- **Brief**
Scan the listing that follows and report how many lines contain "solid". Write the number alone.

- **Dataset extract**
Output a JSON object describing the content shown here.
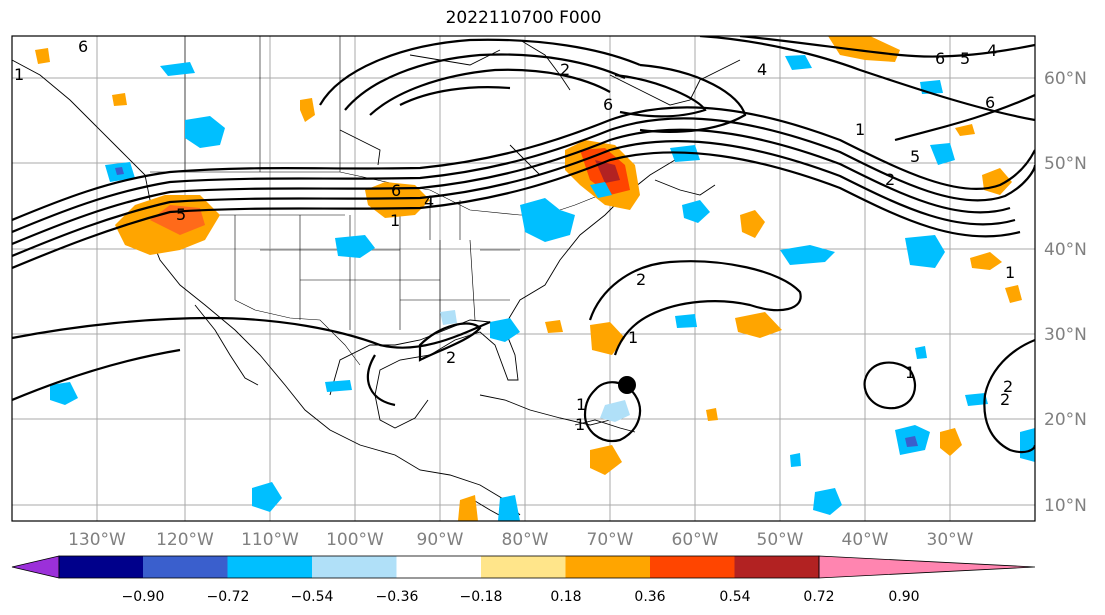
{
  "title": "2022110700 F000",
  "map": {
    "lon_labels": [
      "130°W",
      "120°W",
      "110°W",
      "100°W",
      "90°W",
      "80°W",
      "70°W",
      "60°W",
      "50°W",
      "40°W",
      "30°W"
    ],
    "lat_labels": [
      "60°N",
      "50°N",
      "40°N",
      "30°N",
      "20°N",
      "10°N"
    ],
    "contour_labels": [
      "6",
      "5",
      "4",
      "2",
      "6",
      "1",
      "6",
      "4",
      "6",
      "5",
      "5",
      "4",
      "2",
      "1",
      "2",
      "1",
      "2",
      "1",
      "1",
      "2",
      "1",
      "1",
      "2",
      "6",
      "1"
    ],
    "storm_marker": "black-dot",
    "colors": {
      "purple": "#9b30d9",
      "navy": "#00008b",
      "blue": "#3a5fcd",
      "cyan": "#00bfff",
      "lightblue": "#b0e0f8",
      "white": "#ffffff",
      "yellow": "#ffe58a",
      "orange": "#ffa500",
      "redorange": "#ff4500",
      "darkred": "#b22222",
      "pink": "#ff85b0"
    }
  },
  "colorbar": {
    "ticks": [
      "−0.90",
      "−0.72",
      "−0.54",
      "−0.36",
      "−0.18",
      "0.18",
      "0.36",
      "0.54",
      "0.72",
      "0.90"
    ],
    "bins": [
      "#9b30d9",
      "#00008b",
      "#3a5fcd",
      "#00bfff",
      "#b0e0f8",
      "#ffffff",
      "#ffe58a",
      "#ffa500",
      "#ff4500",
      "#b22222",
      "#ff85b0"
    ]
  }
}
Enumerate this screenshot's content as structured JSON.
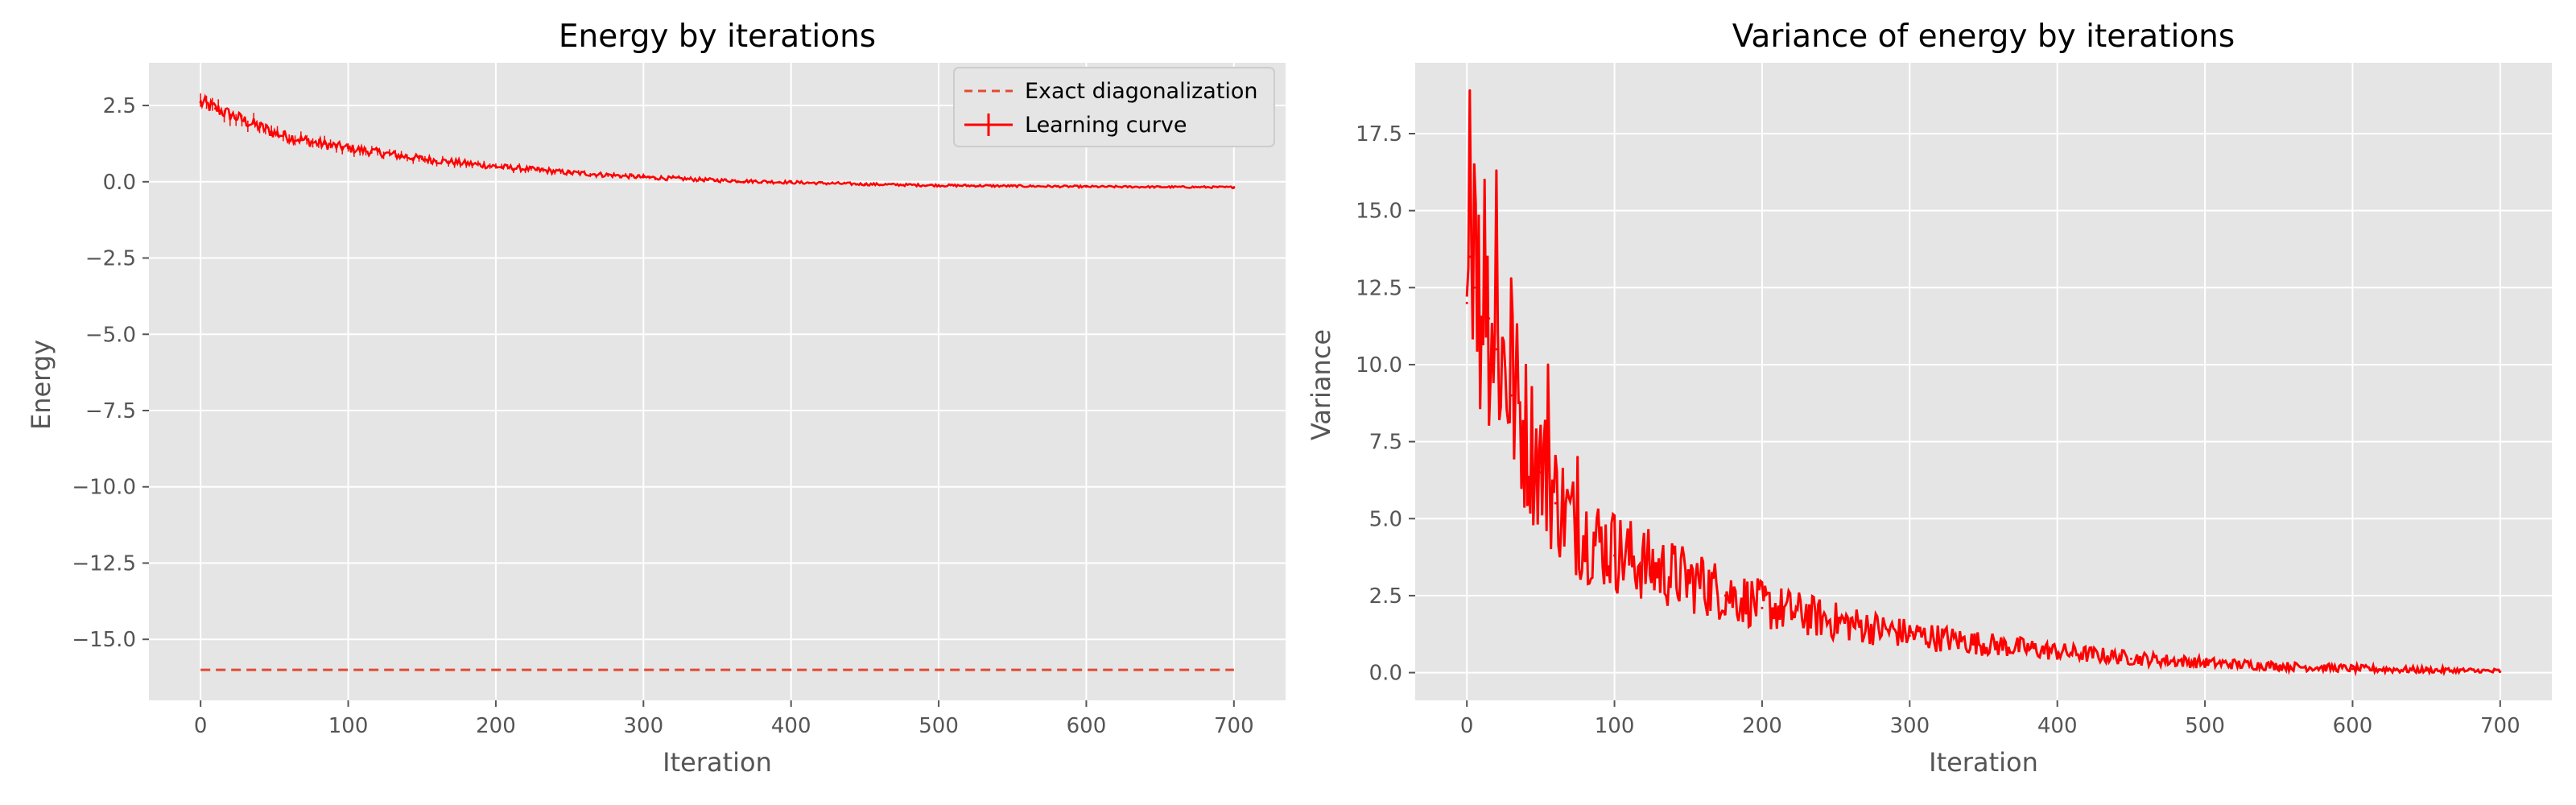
{
  "chart_data": [
    {
      "type": "line",
      "title": "Energy by iterations",
      "xlabel": "Iteration",
      "ylabel": "Energy",
      "xlim": [
        -35,
        735
      ],
      "ylim": [
        -17.0,
        3.9
      ],
      "xticks": [
        0,
        100,
        200,
        300,
        400,
        500,
        600,
        700
      ],
      "yticks": [
        2.5,
        0.0,
        -2.5,
        -5.0,
        -7.5,
        -10.0,
        -12.5,
        -15.0
      ],
      "ytick_labels": [
        "2.5",
        "0.0",
        "−2.5",
        "−5.0",
        "−7.5",
        "−10.0",
        "−12.5",
        "−15.0"
      ],
      "grid": true,
      "legend_position": "top-right",
      "series": [
        {
          "name": "Exact diagonalization",
          "style": "dashed",
          "color": "#e24a33",
          "x": [
            0,
            700
          ],
          "y": [
            -16.0,
            -16.0
          ]
        },
        {
          "name": "Learning curve",
          "style": "solid-with-errorbars",
          "color": "#ff0000",
          "x": [
            0,
            10,
            20,
            30,
            40,
            50,
            75,
            100,
            150,
            200,
            250,
            300,
            350,
            400,
            450,
            500,
            550,
            600,
            650,
            700
          ],
          "y": [
            2.6,
            2.4,
            2.2,
            2.0,
            1.8,
            1.6,
            1.3,
            1.1,
            0.75,
            0.5,
            0.3,
            0.15,
            0.05,
            -0.02,
            -0.08,
            -0.12,
            -0.14,
            -0.16,
            -0.17,
            -0.18
          ]
        }
      ]
    },
    {
      "type": "line",
      "title": "Variance of energy by iterations",
      "xlabel": "Iteration",
      "ylabel": "Variance",
      "xlim": [
        -35,
        735
      ],
      "ylim": [
        -0.9,
        19.8
      ],
      "xticks": [
        0,
        100,
        200,
        300,
        400,
        500,
        600,
        700
      ],
      "yticks": [
        0.0,
        2.5,
        5.0,
        7.5,
        10.0,
        12.5,
        15.0,
        17.5
      ],
      "ytick_labels": [
        "0.0",
        "2.5",
        "5.0",
        "7.5",
        "10.0",
        "12.5",
        "15.0",
        "17.5"
      ],
      "grid": true,
      "series": [
        {
          "style": "solid",
          "color": "#ff0000",
          "x": [
            0,
            2,
            5,
            10,
            15,
            20,
            30,
            40,
            50,
            60,
            75,
            100,
            125,
            150,
            175,
            200,
            250,
            300,
            350,
            400,
            450,
            500,
            550,
            600,
            650,
            700
          ],
          "y": [
            12.0,
            13.5,
            12.5,
            11.0,
            11.5,
            10.5,
            9.0,
            7.5,
            6.5,
            5.5,
            4.5,
            3.8,
            3.3,
            2.9,
            2.5,
            2.1,
            1.6,
            1.2,
            0.9,
            0.65,
            0.45,
            0.3,
            0.2,
            0.12,
            0.07,
            0.03
          ],
          "peaks": [
            [
              2,
              18.9
            ],
            [
              5,
              16.5
            ],
            [
              12,
              16.0
            ],
            [
              20,
              16.3
            ],
            [
              30,
              12.8
            ],
            [
              55,
              10.0
            ],
            [
              75,
              7.0
            ],
            [
              100,
              5.1
            ],
            [
              160,
              3.6
            ],
            [
              230,
              2.2
            ]
          ]
        }
      ]
    }
  ]
}
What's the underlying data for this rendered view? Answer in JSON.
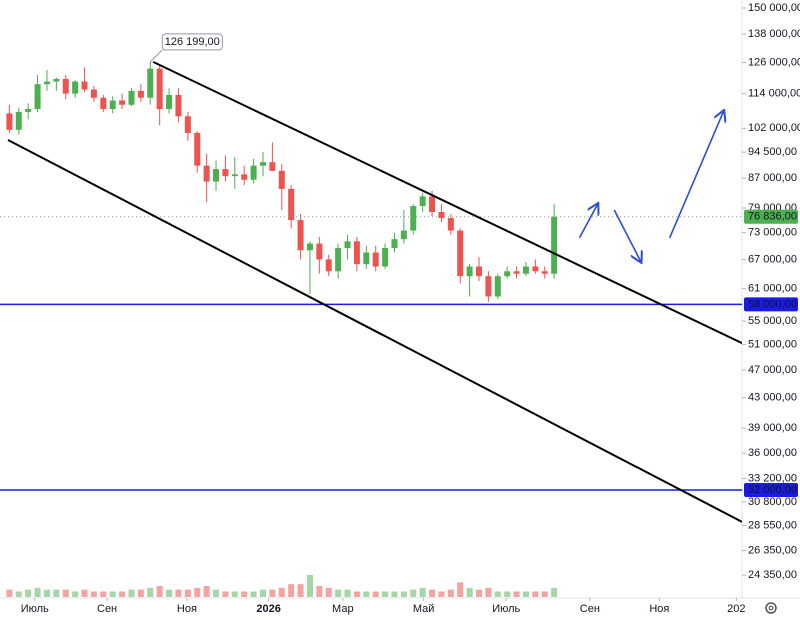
{
  "chart_data": {
    "type": "candlestick",
    "log_scale": true,
    "grid": false,
    "up_color": "#4caf50",
    "down_color": "#ef5350",
    "volume_up_color": "#a5d6a7",
    "volume_down_color": "#f5a3a1",
    "x": [
      0,
      1,
      2,
      3,
      4,
      5,
      6,
      7,
      8,
      9,
      10,
      11,
      12,
      13,
      14,
      15,
      16,
      17,
      18,
      19,
      20,
      21,
      22,
      23,
      24,
      25,
      26,
      27,
      28,
      29,
      30,
      31,
      32,
      33,
      34,
      35,
      36,
      37,
      38,
      39,
      40,
      41,
      42,
      43,
      44,
      45,
      46,
      47,
      48,
      49,
      50,
      51,
      52,
      53,
      54,
      55,
      56,
      57,
      58
    ],
    "open": [
      107000,
      101500,
      107500,
      108500,
      117500,
      118500,
      119500,
      114000,
      118500,
      115500,
      112500,
      108500,
      111500,
      110000,
      115000,
      112500,
      123500,
      108500,
      113500,
      106000,
      100500,
      90500,
      86000,
      89500,
      87500,
      88000,
      86500,
      90500,
      91500,
      89000,
      84000,
      76000,
      69000,
      70500,
      67000,
      64500,
      69500,
      71000,
      66000,
      68500,
      65500,
      69500,
      71500,
      73500,
      79500,
      82000,
      78000,
      76500,
      73500,
      63500,
      65500,
      63500,
      59500,
      63500,
      64500,
      64000,
      65500,
      64500,
      64000
    ],
    "high": [
      110000,
      109000,
      110500,
      121000,
      123000,
      120000,
      121000,
      119000,
      124000,
      117000,
      113500,
      113000,
      114000,
      116000,
      117500,
      126199,
      125000,
      116000,
      116000,
      107500,
      101000,
      94000,
      92000,
      93500,
      93000,
      90500,
      92500,
      94500,
      97500,
      91000,
      85000,
      77500,
      71000,
      72000,
      68000,
      70500,
      72500,
      72000,
      70000,
      70000,
      70500,
      73000,
      78500,
      80000,
      83000,
      83500,
      80000,
      77500,
      74000,
      66000,
      67500,
      64500,
      64000,
      65500,
      65500,
      66500,
      67000,
      65500,
      80000
    ],
    "low": [
      100500,
      100000,
      105000,
      107500,
      115000,
      115000,
      112000,
      112500,
      114500,
      111000,
      107500,
      107000,
      108500,
      109500,
      111000,
      110000,
      103000,
      107000,
      104000,
      98000,
      88500,
      80500,
      83500,
      86000,
      84000,
      85000,
      85500,
      87500,
      89000,
      78500,
      74000,
      67000,
      60000,
      64000,
      63500,
      63000,
      67000,
      64500,
      65000,
      64500,
      65000,
      68500,
      70500,
      72500,
      78000,
      77000,
      75500,
      72500,
      62000,
      59500,
      62500,
      58500,
      59000,
      63000,
      63000,
      63500,
      64000,
      63000,
      63000
    ],
    "close": [
      101500,
      107500,
      108500,
      117500,
      118500,
      119500,
      114000,
      118500,
      115500,
      112500,
      108500,
      111500,
      110000,
      115000,
      112500,
      123500,
      108500,
      113500,
      106000,
      100500,
      90500,
      86000,
      89500,
      87500,
      88000,
      86500,
      90500,
      91500,
      89000,
      84000,
      76000,
      69000,
      70500,
      67000,
      64500,
      69500,
      71000,
      66000,
      68500,
      65500,
      69500,
      71500,
      73500,
      79500,
      82000,
      78000,
      76500,
      73500,
      63500,
      65500,
      63500,
      59500,
      63500,
      64500,
      64000,
      65500,
      64500,
      64000,
      76836
    ],
    "volume": [
      4,
      3,
      4,
      5,
      4,
      4,
      4,
      3,
      4,
      3,
      3,
      3,
      3,
      4,
      4,
      5,
      6,
      4,
      4,
      4,
      5,
      6,
      4,
      3,
      3,
      3,
      3,
      4,
      4,
      5,
      7,
      7,
      12,
      6,
      5,
      4,
      4,
      3,
      3,
      3,
      3,
      3,
      3,
      4,
      5,
      4,
      3,
      4,
      8,
      5,
      4,
      5,
      3,
      3,
      3,
      3,
      3,
      3,
      5
    ],
    "xlim": [
      -1,
      78
    ],
    "xticks": [
      {
        "value": 2.7,
        "label": "Июль"
      },
      {
        "value": 10.4,
        "label": "Сен"
      },
      {
        "value": 18.9,
        "label": "Ноя"
      },
      {
        "value": 27.6,
        "label": "2026"
      },
      {
        "value": 35.5,
        "label": "Мар"
      },
      {
        "value": 44.1,
        "label": "Май"
      },
      {
        "value": 52.9,
        "label": "Июль"
      },
      {
        "value": 61.8,
        "label": "Сен"
      },
      {
        "value": 69.2,
        "label": "Ноя"
      },
      {
        "value": 77.4,
        "label": "202"
      }
    ],
    "ylim": [
      22850,
      153900
    ],
    "yticks": [
      {
        "value": 150000,
        "label": "150 000,00"
      },
      {
        "value": 138000,
        "label": "138 000,00"
      },
      {
        "value": 126000,
        "label": "126 000,00"
      },
      {
        "value": 114000,
        "label": "114 000,00"
      },
      {
        "value": 102000,
        "label": "102 000,00"
      },
      {
        "value": 94500,
        "label": "94 500,00"
      },
      {
        "value": 87000,
        "label": "87 000,00"
      },
      {
        "value": 79000,
        "label": "79 000,00"
      },
      {
        "value": 73000,
        "label": "73 000,00"
      },
      {
        "value": 67000,
        "label": "67 000,00"
      },
      {
        "value": 61000,
        "label": "61 000,00"
      },
      {
        "value": 55000,
        "label": "55 000,00"
      },
      {
        "value": 51000,
        "label": "51 000,00"
      },
      {
        "value": 47000,
        "label": "47 000,00"
      },
      {
        "value": 43000,
        "label": "43 000,00"
      },
      {
        "value": 39000,
        "label": "39 000,00"
      },
      {
        "value": 36000,
        "label": "36 000,00"
      },
      {
        "value": 33200,
        "label": "33 200,00"
      },
      {
        "value": 30800,
        "label": "30 800,00"
      },
      {
        "value": 28550,
        "label": "28 550,00"
      },
      {
        "value": 26350,
        "label": "26 350,00"
      },
      {
        "value": 24350,
        "label": "24 350,00"
      }
    ],
    "last_price": {
      "value": 76836,
      "label": "76 836,00",
      "color": "#4caf50"
    },
    "levels": [
      {
        "value": 58000,
        "label": "58 000,00",
        "color": "#1a1ae6"
      },
      {
        "value": 32000,
        "label": "32 000,00",
        "color": "#1a1ae6"
      }
    ],
    "trend_lines": [
      {
        "x": [
          15.3,
          78
        ],
        "y": [
          126199,
          51240
        ],
        "color": "#000000"
      },
      {
        "x": [
          -0.15,
          78
        ],
        "y": [
          98250,
          28890
        ],
        "color": "#000000"
      }
    ],
    "forecast": {
      "color": "#2b4fd8",
      "arrows": [
        {
          "x": [
            60.7,
            62.7
          ],
          "y": [
            71810,
            80300
          ]
        },
        {
          "x": [
            64.4,
            67.3
          ],
          "y": [
            78500,
            66250
          ]
        },
        {
          "x": [
            70.3,
            76.1
          ],
          "y": [
            71810,
            108200
          ]
        }
      ]
    },
    "annotation": {
      "x": 15,
      "value": 126199,
      "label": "126 199,00"
    }
  }
}
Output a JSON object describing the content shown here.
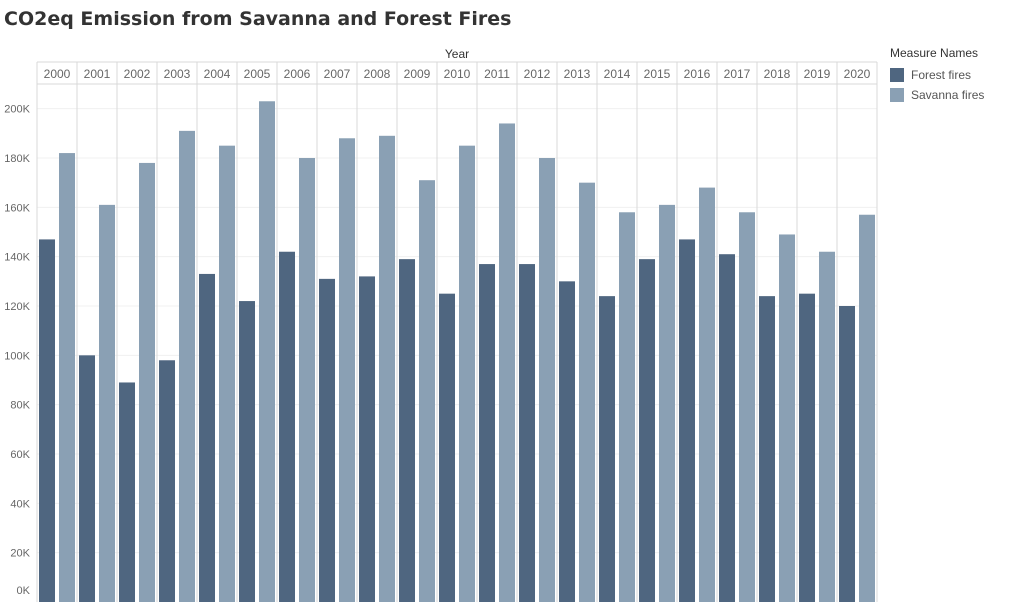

- **Output for this exercise**
2